◆ Data excerpts ◆

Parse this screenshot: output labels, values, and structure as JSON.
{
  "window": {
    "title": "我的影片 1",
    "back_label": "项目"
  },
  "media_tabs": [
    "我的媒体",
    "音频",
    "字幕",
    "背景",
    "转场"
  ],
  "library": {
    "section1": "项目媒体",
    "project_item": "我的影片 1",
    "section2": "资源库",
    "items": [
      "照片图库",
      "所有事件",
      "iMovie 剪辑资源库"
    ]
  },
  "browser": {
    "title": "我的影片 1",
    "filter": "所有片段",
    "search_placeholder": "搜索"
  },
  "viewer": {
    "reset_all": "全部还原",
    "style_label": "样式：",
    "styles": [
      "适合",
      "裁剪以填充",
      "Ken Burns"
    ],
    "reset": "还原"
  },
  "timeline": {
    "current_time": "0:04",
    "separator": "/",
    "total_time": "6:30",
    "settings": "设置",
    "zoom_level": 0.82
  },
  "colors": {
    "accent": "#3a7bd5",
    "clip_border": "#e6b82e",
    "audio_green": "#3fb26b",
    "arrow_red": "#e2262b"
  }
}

◆ Exercise instructions ◆
Retype the entries one by one, exactly.

◆ Answer to the problem ◆
Parse this screenshot: output labels, values, and structure as JSON.
{
  "window": {
    "title": "我的影片 1",
    "back_label": "项目"
  },
  "media_tabs": [
    "我的媒体",
    "音频",
    "字幕",
    "背景",
    "转场"
  ],
  "library": {
    "section1": "项目媒体",
    "project_item": "我的影片 1",
    "section2": "资源库",
    "items": [
      "照片图库",
      "所有事件",
      "iMovie 剪辑资源库"
    ]
  },
  "browser": {
    "title": "我的影片 1",
    "filter": "所有片段",
    "search_placeholder": "搜索"
  },
  "viewer": {
    "reset_all": "全部还原",
    "style_label": "样式：",
    "styles": [
      "适合",
      "裁剪以填充",
      "Ken Burns"
    ],
    "reset": "还原"
  },
  "timeline": {
    "current_time": "0:04",
    "separator": "/",
    "total_time": "6:30",
    "settings": "设置",
    "zoom_level": 0.82
  },
  "colors": {
    "accent": "#3a7bd5",
    "clip_border": "#e6b82e",
    "audio_green": "#3fb26b",
    "arrow_red": "#e2262b"
  }
}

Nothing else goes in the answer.